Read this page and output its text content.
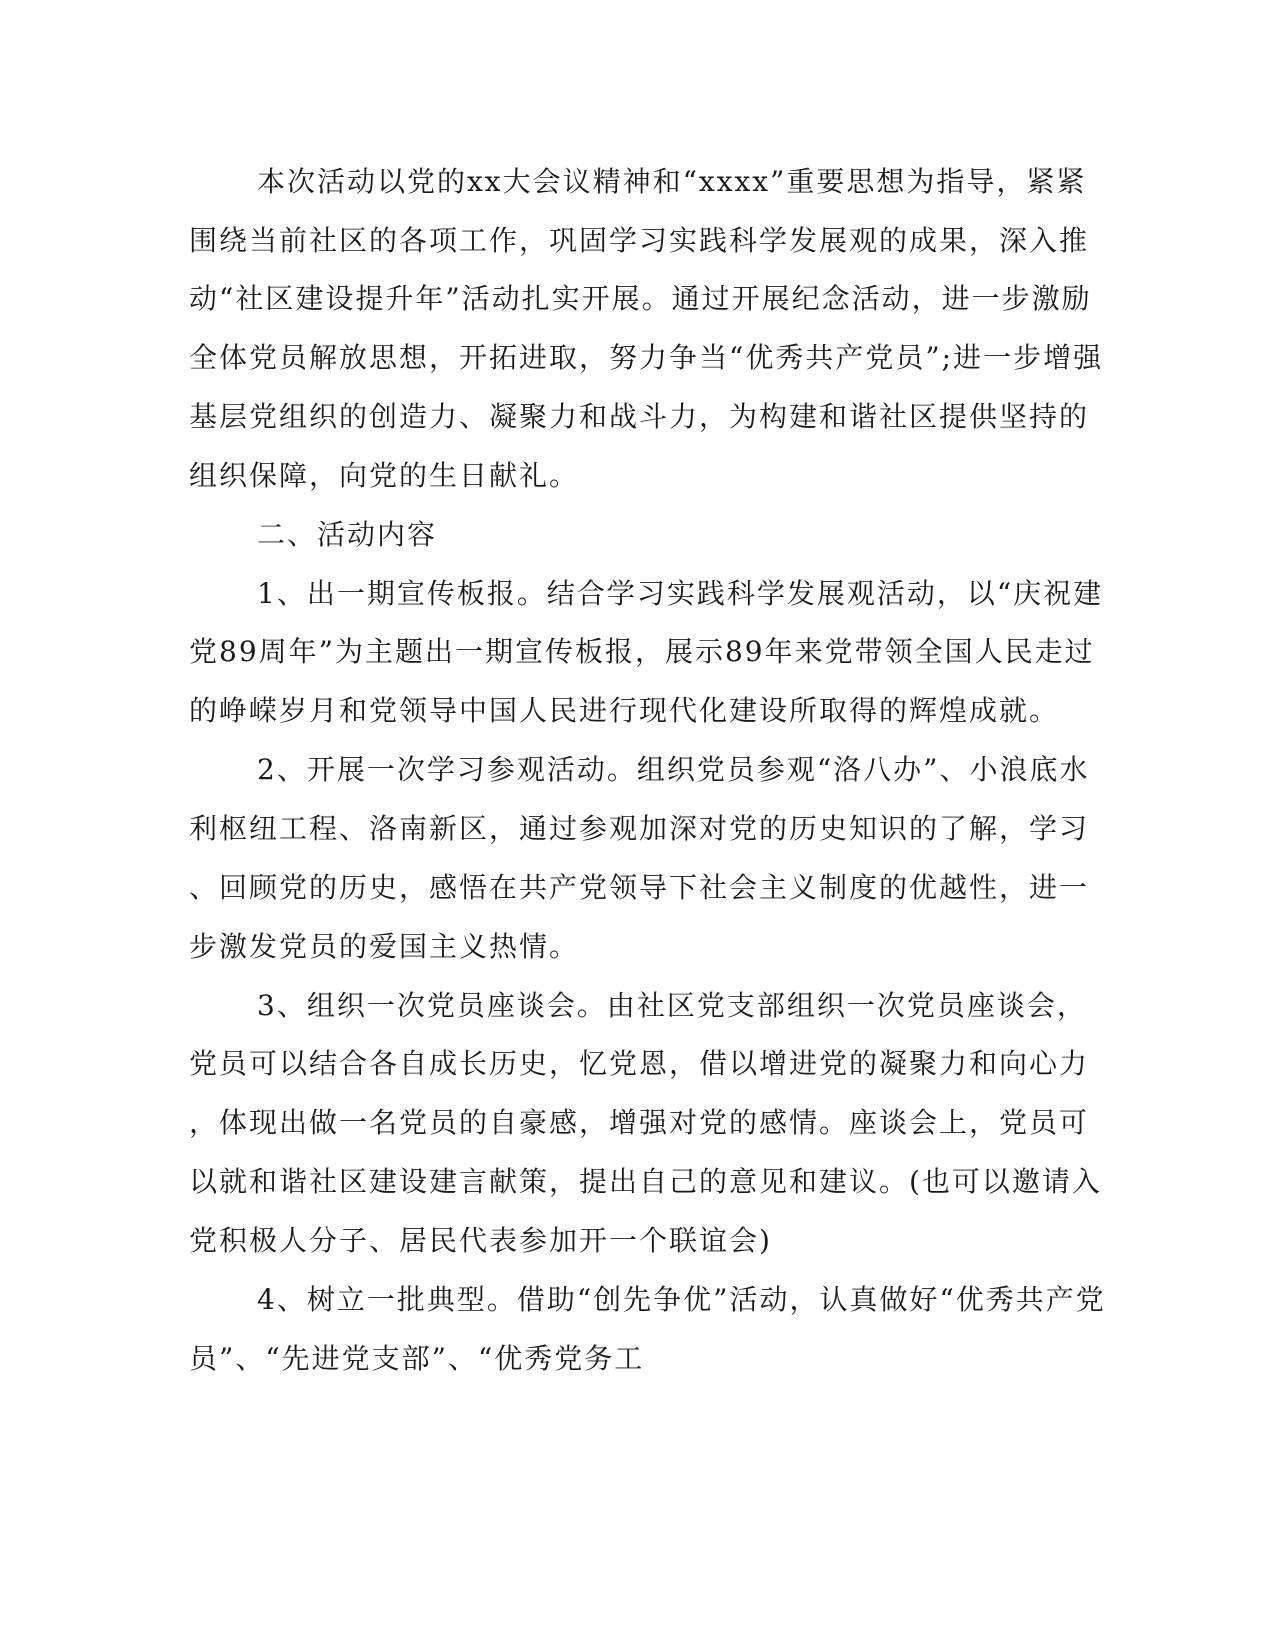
本次活动以党的xx大会议精神和“xxxx”重要思想为指导，紧紧
围绕当前社区的各项工作，巩固学习实践科学发展观的成果，深入推
动“社区建设提升年”活动扎实开展。通过开展纪念活动，进一步激励
全体党员解放思想，开拓进取，努力争当“优秀共产党员”;进一步增强
基层党组织的创造力、凝聚力和战斗力，为构建和谐社区提供坚持的
组织保障，向党的生日献礼。
二、活动内容
1、出一期宣传板报。结合学习实践科学发展观活动，以“庆祝建
党89周年”为主题出一期宣传板报，展示89年来党带领全国人民走过
的峥嵘岁月和党领导中国人民进行现代化建设所取得的辉煌成就。
2、开展一次学习参观活动。组织党员参观“洛八办”、小浪底水
利枢纽工程、洛南新区，通过参观加深对党的历史知识的了解，学习
、回顾党的历史，感悟在共产党领导下社会主义制度的优越性，进一
步激发党员的爱国主义热情。
3、组织一次党员座谈会。由社区党支部组织一次党员座谈会，
党员可以结合各自成长历史，忆党恩，借以增进党的凝聚力和向心力
，体现出做一名党员的自豪感，增强对党的感情。座谈会上，党员可
以就和谐社区建设建言献策，提出自己的意见和建议。(也可以邀请入
党积极人分子、居民代表参加开一个联谊会)
4、树立一批典型。借助“创先争优”活动，认真做好“优秀共产党
员”、“先进党支部”、“优秀党务工
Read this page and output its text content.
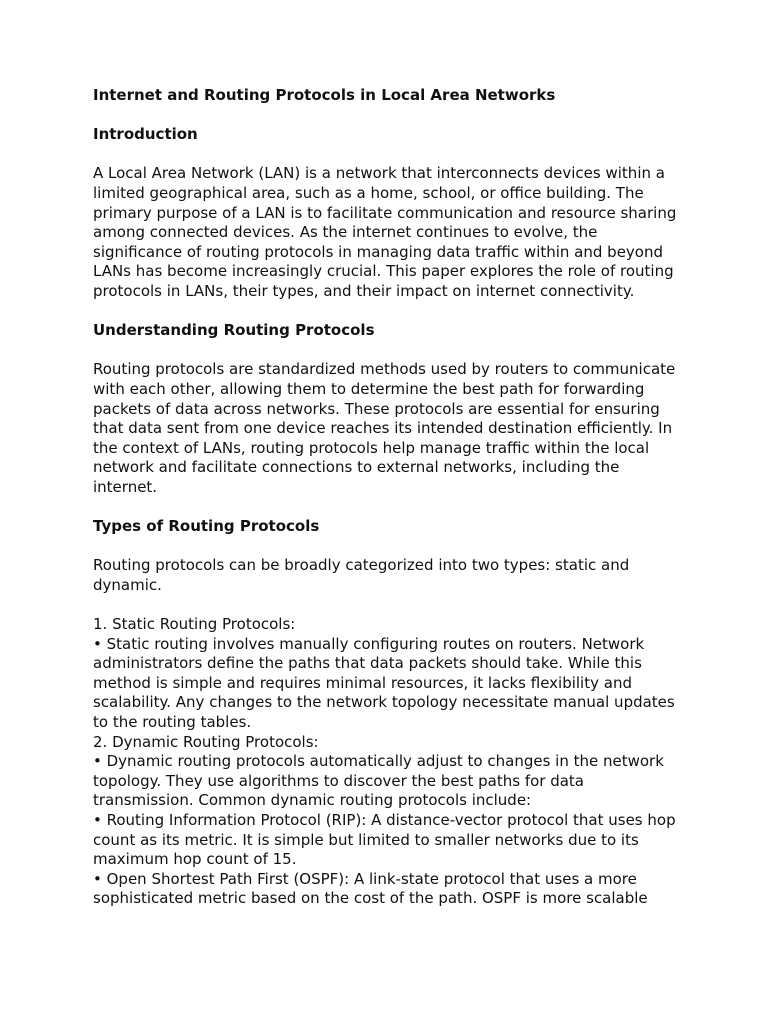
Internet and Routing Protocols in Local Area Networks

Introduction

A Local Area Network (LAN) is a network that interconnects devices within a limited geographical area, such as a home, school, or office building. The primary purpose of a LAN is to facilitate communication and resource sharing among connected devices. As the internet continues to evolve, the significance of routing protocols in managing data traffic within and beyond LANs has become increasingly crucial. This paper explores the role of routing protocols in LANs, their types, and their impact on internet connectivity.

Understanding Routing Protocols

Routing protocols are standardized methods used by routers to communicate with each other, allowing them to determine the best path for forwarding packets of data across networks. These protocols are essential for ensuring that data sent from one device reaches its intended destination efficiently. In the context of LANs, routing protocols help manage traffic within the local network and facilitate connections to external networks, including the internet.

Types of Routing Protocols

Routing protocols can be broadly categorized into two types: static and dynamic.

1. Static Routing Protocols:

• Static routing involves manually configuring routes on routers. Network administrators define the paths that data packets should take. While this method is simple and requires minimal resources, it lacks flexibility and scalability. Any changes to the network topology necessitate manual updates to the routing tables.

2. Dynamic Routing Protocols:

• Dynamic routing protocols automatically adjust to changes in the network topology. They use algorithms to discover the best paths for data transmission. Common dynamic routing protocols include:

• Routing Information Protocol (RIP): A distance-vector protocol that uses hop count as its metric. It is simple but limited to smaller networks due to its maximum hop count of 15.

• Open Shortest Path First (OSPF): A link-state protocol that uses a more sophisticated metric based on the cost of the path. OSPF is more scalable
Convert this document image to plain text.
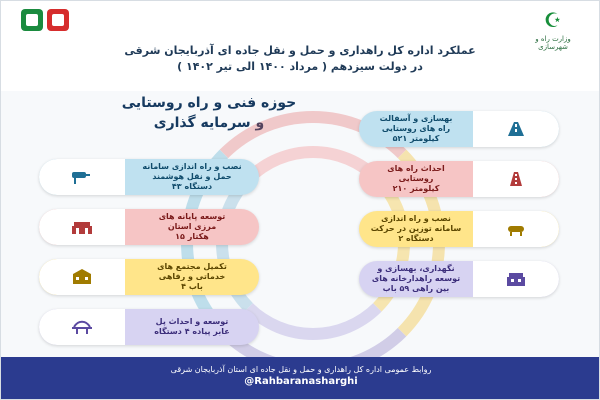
☪
وزارت راه و شهرسازی
عملکرد اداره کل راهداری و حمل و نقل جاده ای آذربایجان شرقی
در دولت سیزدهم ( مرداد ۱۴۰۰ الی تیر ۱۴۰۲ )
حوزه فنی و راه روستایی
و سرمایه گذاری
نصب و راه اندازی سامانه
حمل و نقل هوشمند
۴۳ دستگاه
توسعه پایانه های
مرزی استان
۱۵ هکتار
تکمیل مجتمع های
خدماتی و رفاهی
۴ باب
توسعه و احداث پل
عابر پیاده ۴ دستگاه
بهسازی و آسفالت
راه های روستایی
۵۲۱ کیلومتر
احداث راه های
روستایی
۲۱۰ کیلومتر
نصب و راه اندازی
سامانه توزین در حرکت
۲ دستگاه
نگهداری، بهسازی و
توسعه راهدارخانه های
بین راهی ۵۹ باب
روابط عمومی اداره کل راهداری و حمل و نقل جاده ای استان آذربایجان شرقی
@Rahbaranasharghi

☆ ☆ ☆ ☆ ☆

In the records above, locate each line with the word "changes". Copy all such lines.

TASK OUTPUT —
• Static routing involves manually configuring routes on routers. Network administrators define the paths that data packets should take. While this method is simple and requires minimal resources, it lacks flexibility and scalability. Any changes to the network topology necessitate manual updates to the routing tables.
• Dynamic routing protocols automatically adjust to changes in the network topology. They use algorithms to discover the best paths for data transmission. Common dynamic routing protocols include:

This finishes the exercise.